• GOAL:
The entries below are to be repeated exactly as they stand.

• RECORD EXTRACTS:

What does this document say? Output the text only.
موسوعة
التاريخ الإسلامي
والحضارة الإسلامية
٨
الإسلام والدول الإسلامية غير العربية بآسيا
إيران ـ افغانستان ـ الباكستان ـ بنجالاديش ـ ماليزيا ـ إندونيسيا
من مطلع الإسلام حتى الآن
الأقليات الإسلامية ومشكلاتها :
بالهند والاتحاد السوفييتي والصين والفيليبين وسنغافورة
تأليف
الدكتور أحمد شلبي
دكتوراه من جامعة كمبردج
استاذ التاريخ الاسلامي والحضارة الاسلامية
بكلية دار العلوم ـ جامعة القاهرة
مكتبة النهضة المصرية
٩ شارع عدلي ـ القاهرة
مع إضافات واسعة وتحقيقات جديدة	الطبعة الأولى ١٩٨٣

• ANSWER TO THE PROBLEM:
What does this document say? Output the text only.
موسوعة
التاريخ الإسلامي
والحضارة الإسلامية
٨
الإسلام والدول الإسلامية غير العربية بآسيا
إيران ـ افغانستان ـ الباكستان ـ بنجالاديش ـ ماليزيا ـ إندونيسيا
من مطلع الإسلام حتى الآن
الأقليات الإسلامية ومشكلاتها :
بالهند والاتحاد السوفييتي والصين والفيليبين وسنغافورة
تأليف
الدكتور أحمد شلبي
دكتوراه من جامعة كمبردج
استاذ التاريخ الاسلامي والحضارة الاسلامية
بكلية دار العلوم ـ جامعة القاهرة
مكتبة النهضة المصرية
٩ شارع عدلي ـ القاهرة
مع إضافات واسعة وتحقيقات جديدة	الطبعة الأولى ١٩٨٣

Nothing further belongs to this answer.